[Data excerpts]
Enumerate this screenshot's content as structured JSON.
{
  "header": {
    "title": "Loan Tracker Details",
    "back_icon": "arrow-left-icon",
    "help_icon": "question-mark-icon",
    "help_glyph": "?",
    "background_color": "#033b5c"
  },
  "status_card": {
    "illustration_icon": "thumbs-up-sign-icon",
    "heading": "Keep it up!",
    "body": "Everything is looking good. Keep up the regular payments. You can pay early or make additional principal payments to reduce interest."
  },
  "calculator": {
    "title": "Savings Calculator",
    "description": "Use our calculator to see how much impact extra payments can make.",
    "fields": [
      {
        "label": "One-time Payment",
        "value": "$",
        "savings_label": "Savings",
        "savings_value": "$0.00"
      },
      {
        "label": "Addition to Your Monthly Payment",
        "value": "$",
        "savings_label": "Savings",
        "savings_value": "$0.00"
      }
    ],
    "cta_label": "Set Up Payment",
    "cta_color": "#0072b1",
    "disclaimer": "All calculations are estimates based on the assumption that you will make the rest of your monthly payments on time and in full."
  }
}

Written problem: Your task is to give the records above again, exactly.

Answer to the task:
Enumerate this screenshot's content as structured JSON.
{
  "header": {
    "title": "Loan Tracker Details",
    "back_icon": "arrow-left-icon",
    "help_icon": "question-mark-icon",
    "help_glyph": "?",
    "background_color": "#033b5c"
  },
  "status_card": {
    "illustration_icon": "thumbs-up-sign-icon",
    "heading": "Keep it up!",
    "body": "Everything is looking good. Keep up the regular payments. You can pay early or make additional principal payments to reduce interest."
  },
  "calculator": {
    "title": "Savings Calculator",
    "description": "Use our calculator to see how much impact extra payments can make.",
    "fields": [
      {
        "label": "One-time Payment",
        "value": "$",
        "savings_label": "Savings",
        "savings_value": "$0.00"
      },
      {
        "label": "Addition to Your Monthly Payment",
        "value": "$",
        "savings_label": "Savings",
        "savings_value": "$0.00"
      }
    ],
    "cta_label": "Set Up Payment",
    "cta_color": "#0072b1",
    "disclaimer": "All calculations are estimates based on the assumption that you will make the rest of your monthly payments on time and in full."
  }
}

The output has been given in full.